── Supplied data ──

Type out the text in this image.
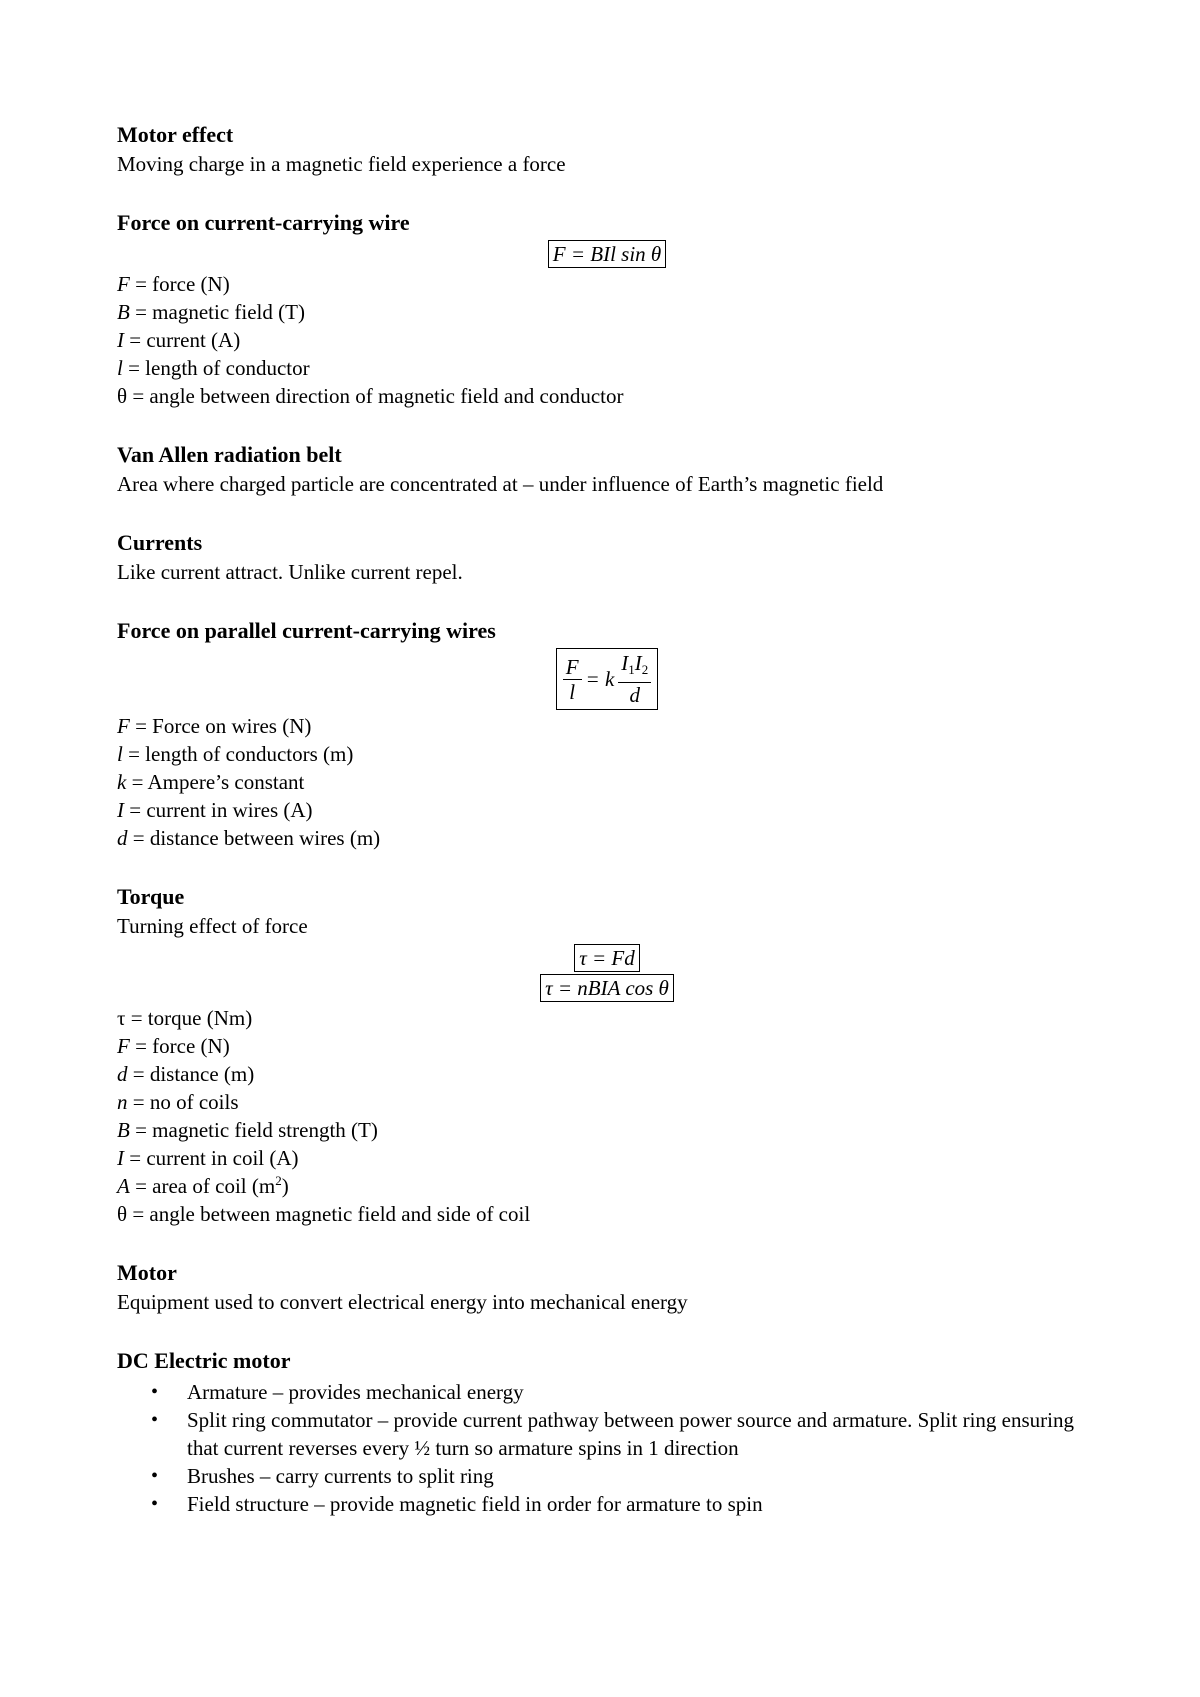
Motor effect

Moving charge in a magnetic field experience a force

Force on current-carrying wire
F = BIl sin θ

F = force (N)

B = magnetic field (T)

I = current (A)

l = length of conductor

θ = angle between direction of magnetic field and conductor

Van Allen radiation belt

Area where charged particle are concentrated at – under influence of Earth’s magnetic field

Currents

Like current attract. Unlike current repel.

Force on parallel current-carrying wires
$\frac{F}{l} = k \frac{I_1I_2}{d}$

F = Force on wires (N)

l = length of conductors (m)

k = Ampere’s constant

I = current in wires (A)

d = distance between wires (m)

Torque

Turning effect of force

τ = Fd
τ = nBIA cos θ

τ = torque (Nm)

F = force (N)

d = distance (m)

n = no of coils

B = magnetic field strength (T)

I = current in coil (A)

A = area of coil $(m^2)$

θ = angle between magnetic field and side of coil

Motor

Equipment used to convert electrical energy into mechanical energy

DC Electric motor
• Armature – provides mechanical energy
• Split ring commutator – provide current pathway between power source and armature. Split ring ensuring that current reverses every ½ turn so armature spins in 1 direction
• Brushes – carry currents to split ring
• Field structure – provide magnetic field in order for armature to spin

───

**Given request**
Reproduce each line of the records exactly, and omit every picture.

**Task answer**
Type out the text in this image.
Motor effect

Moving charge in a magnetic field experience a force

Force on current-carrying wire
F = BIl sin θ

F = force (N)

B = magnetic field (T)

I = current (A)

l = length of conductor

θ = angle between direction of magnetic field and conductor

Van Allen radiation belt

Area where charged particle are concentrated at – under influence of Earth’s magnetic field

Currents

Like current attract. Unlike current repel.

Force on parallel current-carrying wires
$\frac{F}{l} = k \frac{I_1I_2}{d}$

F = Force on wires (N)

l = length of conductors (m)

k = Ampere’s constant

I = current in wires (A)

d = distance between wires (m)

Torque

Turning effect of force

τ = Fd
τ = nBIA cos θ

τ = torque (Nm)

F = force (N)

d = distance (m)

n = no of coils

B = magnetic field strength (T)

I = current in coil (A)

A = area of coil $(m^2)$

θ = angle between magnetic field and side of coil

Motor

Equipment used to convert electrical energy into mechanical energy

DC Electric motor
• Armature – provides mechanical energy
• Split ring commutator – provide current pathway between power source and armature. Split ring ensuring that current reverses every ½ turn so armature spins in 1 direction
• Brushes – carry currents to split ring
• Field structure – provide magnetic field in order for armature to spin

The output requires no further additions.